▶ **Instruction**
Reproduce the listing exactly and skip over any pictures.

▶ **Provided data**

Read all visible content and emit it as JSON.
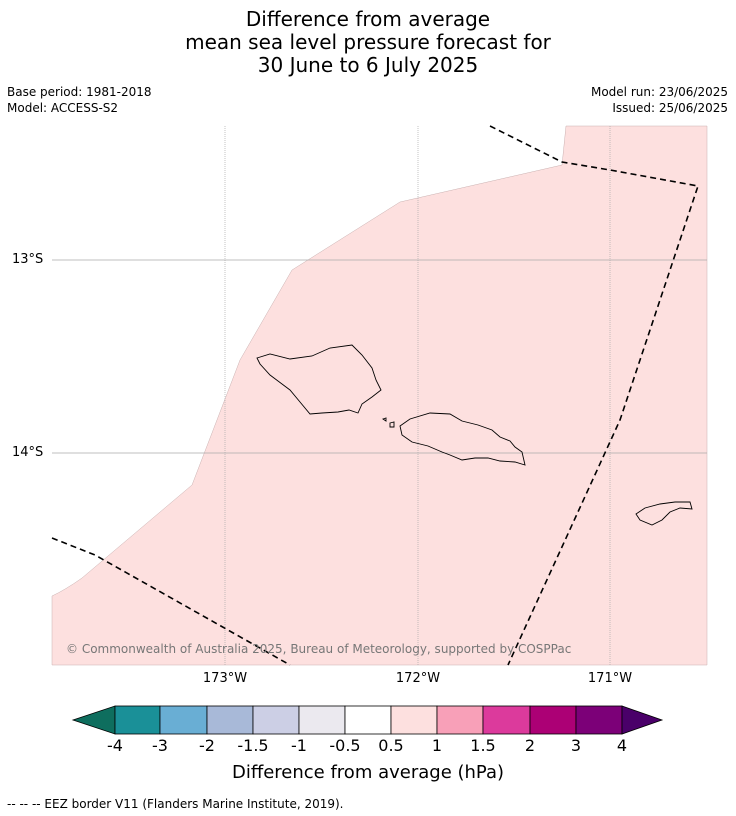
{
  "title": {
    "line1": "Difference from average",
    "line2": "mean sea level pressure forecast for",
    "line3": "30 June to 6 July 2025"
  },
  "meta": {
    "base_period": "Base period: 1981-2018",
    "model": "Model: ACCESS-S2",
    "model_run": "Model run: 23/06/2025",
    "issued": "Issued: 25/06/2025"
  },
  "map": {
    "lat_labels": [
      "13°S",
      "14°S"
    ],
    "lon_labels": [
      "173°W",
      "172°W",
      "171°W"
    ],
    "copyright": "© Commonwealth of Australia 2025, Bureau of Meteorology, supported by COSPPac",
    "fill_color": "#fde0df",
    "anomaly_class": "0.5 to 1"
  },
  "colorbar": {
    "ticks": [
      "-4",
      "-3",
      "-2",
      "-1.5",
      "-1",
      "-0.5",
      "0.5",
      "1",
      "1.5",
      "2",
      "3",
      "4"
    ],
    "colors": [
      "#0e6e5e",
      "#1a9098",
      "#69aed4",
      "#a8b9d8",
      "#cccfe5",
      "#ebe9ef",
      "#ffffff",
      "#fde0df",
      "#f8a0b8",
      "#dc3a9c",
      "#ac0075",
      "#7c0078",
      "#4a0069"
    ],
    "label": "Difference from average (hPa)"
  },
  "legend_note": "--  --  -- EEZ border V11 (Flanders Marine Institute, 2019)."
}
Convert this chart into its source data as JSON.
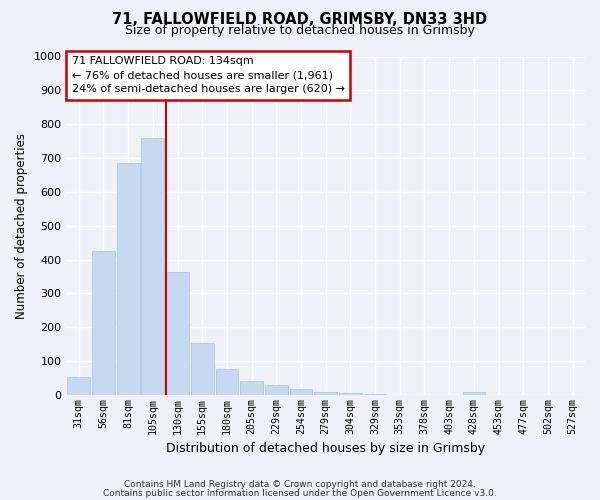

▶ **Result for this task**
Read all visible content and emit it as JSON.
{
  "title": {
    "line1": "Difference from average",
    "line2": "mean sea level pressure forecast for",
    "line3": "30 June to 6 July 2025"
  },
  "meta": {
    "base_period": "Base period: 1981-2018",
    "model": "Model: ACCESS-S2",
    "model_run": "Model run: 23/06/2025",
    "issued": "Issued: 25/06/2025"
  },
  "map": {
    "lat_labels": [
      "13°S",
      "14°S"
    ],
    "lon_labels": [
      "173°W",
      "172°W",
      "171°W"
    ],
    "copyright": "© Commonwealth of Australia 2025, Bureau of Meteorology, supported by COSPPac",
    "fill_color": "#fde0df",
    "anomaly_class": "0.5 to 1"
  },
  "colorbar": {
    "ticks": [
      "-4",
      "-3",
      "-2",
      "-1.5",
      "-1",
      "-0.5",
      "0.5",
      "1",
      "1.5",
      "2",
      "3",
      "4"
    ],
    "colors": [
      "#0e6e5e",
      "#1a9098",
      "#69aed4",
      "#a8b9d8",
      "#cccfe5",
      "#ebe9ef",
      "#ffffff",
      "#fde0df",
      "#f8a0b8",
      "#dc3a9c",
      "#ac0075",
      "#7c0078",
      "#4a0069"
    ],
    "label": "Difference from average (hPa)"
  },
  "legend_note": "--  --  -- EEZ border V11 (Flanders Marine Institute, 2019)."
}
Convert this chart into its source data as JSON.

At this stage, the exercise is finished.